▶ **Set task**:
Copy each line that contains the string "JSON".

-- Dataset content start --

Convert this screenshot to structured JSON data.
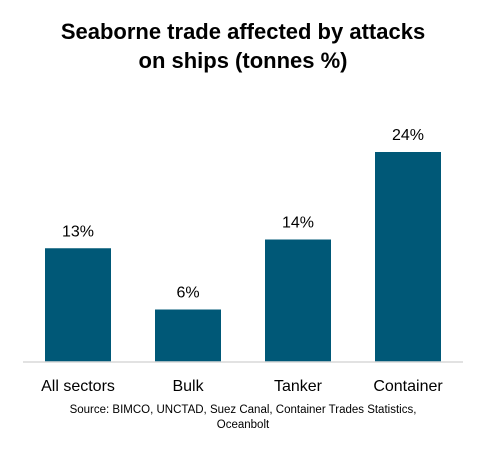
{
  "chart_data": {
    "type": "bar",
    "title_lines": [
      "Seaborne trade affected by attacks",
      "on ships (tonnes %)"
    ],
    "categories": [
      "All sectors",
      "Bulk",
      "Tanker",
      "Container"
    ],
    "values": [
      13,
      6,
      14,
      24
    ],
    "data_labels": [
      "13%",
      "6%",
      "14%",
      "24%"
    ],
    "unit": "%",
    "bar_color": "#005877",
    "xlabel": "",
    "ylabel": "",
    "ylim": [
      0,
      24
    ],
    "grid": false,
    "legend": false
  },
  "source_lines": [
    "Source: BIMCO, UNCTAD, Suez Canal, Container Trades Statistics,",
    "Oceanbolt"
  ]
}
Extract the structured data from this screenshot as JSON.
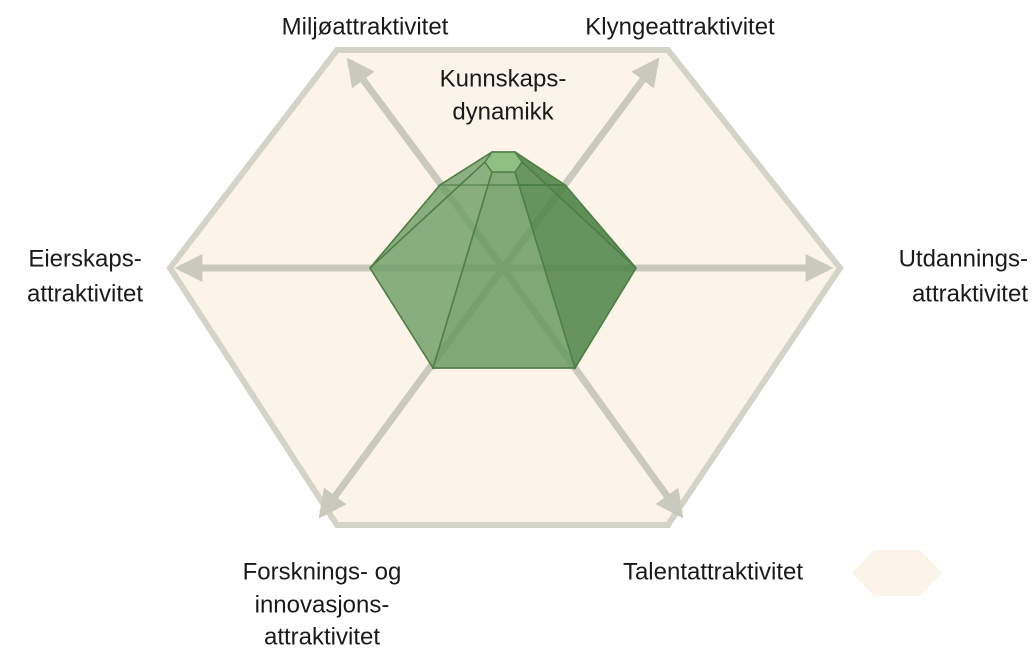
{
  "center": {
    "lines": [
      "Kunnskaps-",
      "dynamikk"
    ]
  },
  "dimensions": [
    {
      "lines": [
        "Miljøattraktivitet"
      ]
    },
    {
      "lines": [
        "Klyngeattraktivitet"
      ]
    },
    {
      "lines": [
        "Utdannings-",
        "attraktivitet"
      ]
    },
    {
      "lines": [
        "Talentattraktivitet"
      ]
    },
    {
      "lines": [
        "Forsknings- og",
        "innovasjons-",
        "attraktivitet"
      ]
    },
    {
      "lines": [
        "Eierskaps-",
        "attraktivitet"
      ]
    }
  ]
}
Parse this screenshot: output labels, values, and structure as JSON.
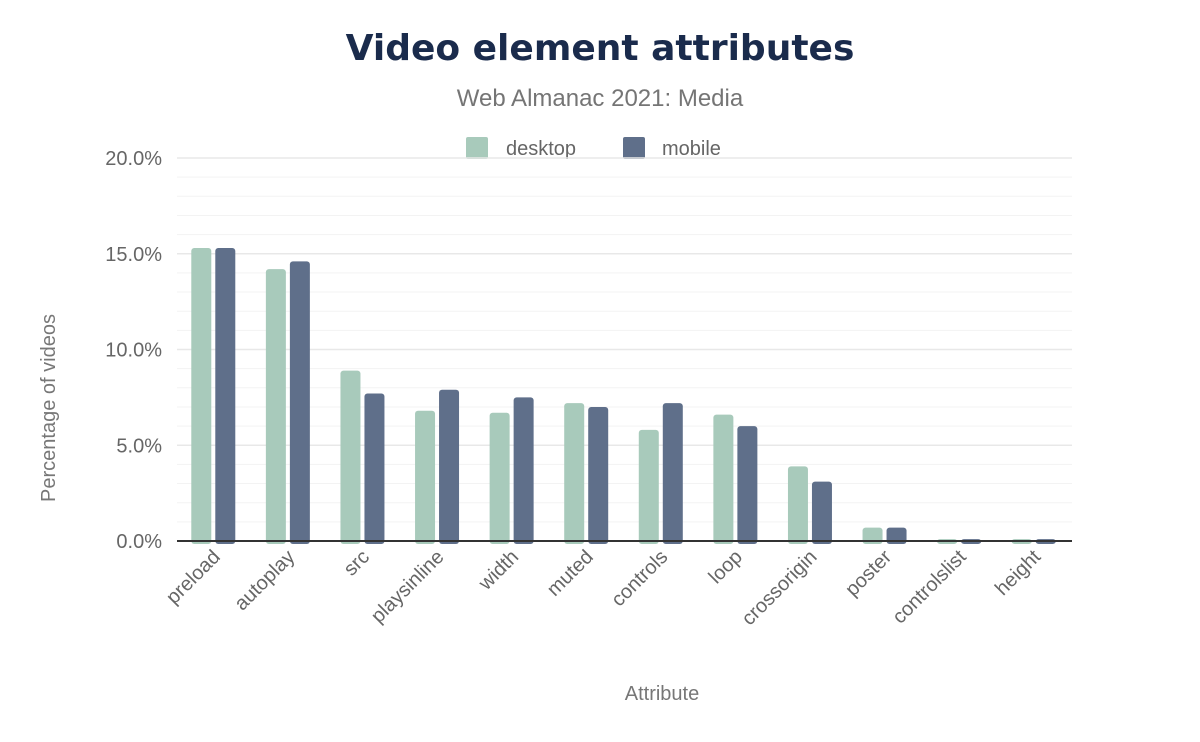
{
  "chart_data": {
    "type": "bar",
    "title": "Video element attributes",
    "subtitle": "Web Almanac 2021: Media",
    "xlabel": "Attribute",
    "ylabel": "Percentage of videos",
    "ylim": [
      0,
      20
    ],
    "yticks": [
      "0.0%",
      "5.0%",
      "10.0%",
      "15.0%",
      "20.0%"
    ],
    "grid": true,
    "legend_position": "top",
    "categories": [
      "preload",
      "autoplay",
      "src",
      "playsinline",
      "width",
      "muted",
      "controls",
      "loop",
      "crossorigin",
      "poster",
      "controlslist",
      "height"
    ],
    "series": [
      {
        "name": "desktop",
        "color": "#a8cabb",
        "values": [
          15.3,
          14.2,
          8.9,
          6.8,
          6.7,
          7.2,
          5.8,
          6.6,
          3.9,
          0.7,
          0.1,
          0.1
        ]
      },
      {
        "name": "mobile",
        "color": "#5f6f8a",
        "values": [
          15.3,
          14.6,
          7.7,
          7.9,
          7.5,
          7.0,
          7.2,
          6.0,
          3.1,
          0.7,
          0.1,
          0.1
        ]
      }
    ]
  }
}
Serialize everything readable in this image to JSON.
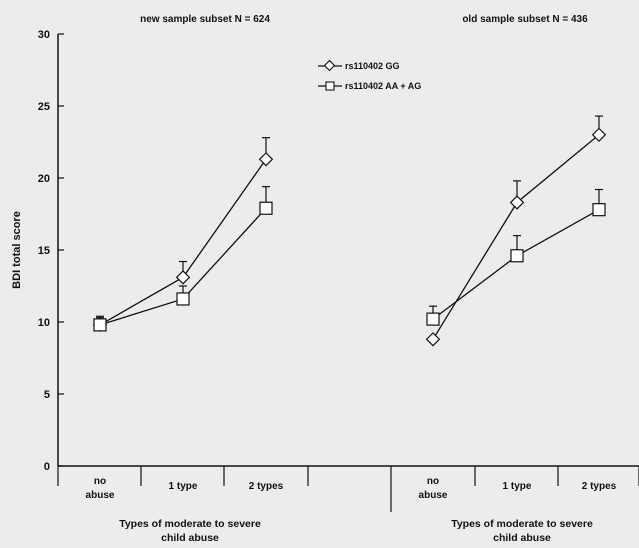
{
  "chart_data": {
    "type": "line",
    "ylabel": "BDI total score",
    "ylim": [
      0,
      30
    ],
    "yticks": [
      0,
      5,
      10,
      15,
      20,
      25,
      30
    ],
    "legend": {
      "placement": "top-center",
      "entries": [
        {
          "label": "rs110402 GG",
          "marker": "diamond"
        },
        {
          "label": "rs110402 AA + AG",
          "marker": "square"
        }
      ]
    },
    "panels": [
      {
        "title": "new sample subset N = 624",
        "xlabel_line1": "Types of moderate to severe",
        "xlabel_line2": "child abuse",
        "categories": [
          {
            "line1": "no",
            "line2": "abuse"
          },
          {
            "line1": "1 type",
            "line2": ""
          },
          {
            "line1": "2 types",
            "line2": ""
          }
        ],
        "series": [
          {
            "name": "rs110402 GG",
            "marker": "diamond",
            "values": [
              9.8,
              13.1,
              21.3
            ],
            "errors": [
              0.6,
              1.1,
              1.5
            ]
          },
          {
            "name": "rs110402 AA + AG",
            "marker": "square",
            "values": [
              9.8,
              11.6,
              17.9
            ],
            "errors": [
              0.5,
              0.9,
              1.5
            ]
          }
        ]
      },
      {
        "title": "old sample subset N = 436",
        "xlabel_line1": "Types of moderate to severe",
        "xlabel_line2": "child abuse",
        "categories": [
          {
            "line1": "no",
            "line2": "abuse"
          },
          {
            "line1": "1 type",
            "line2": ""
          },
          {
            "line1": "2 types",
            "line2": ""
          }
        ],
        "series": [
          {
            "name": "rs110402 GG",
            "marker": "diamond",
            "values": [
              8.8,
              18.3,
              23.0
            ],
            "errors": [
              0.0,
              1.5,
              1.3
            ]
          },
          {
            "name": "rs110402 AA + AG",
            "marker": "square",
            "values": [
              10.2,
              14.6,
              17.8
            ],
            "errors": [
              0.9,
              1.4,
              1.4
            ]
          }
        ]
      }
    ]
  }
}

-- Dataset content end --

▶ **Solved problem**:
Convert this screenshot to structured JSON data.
Extract the structured data from this screenshot as JSON.
Parse this screenshot: output labels, values, and structure as JSON.
Serialize everything readable in this image to JSON.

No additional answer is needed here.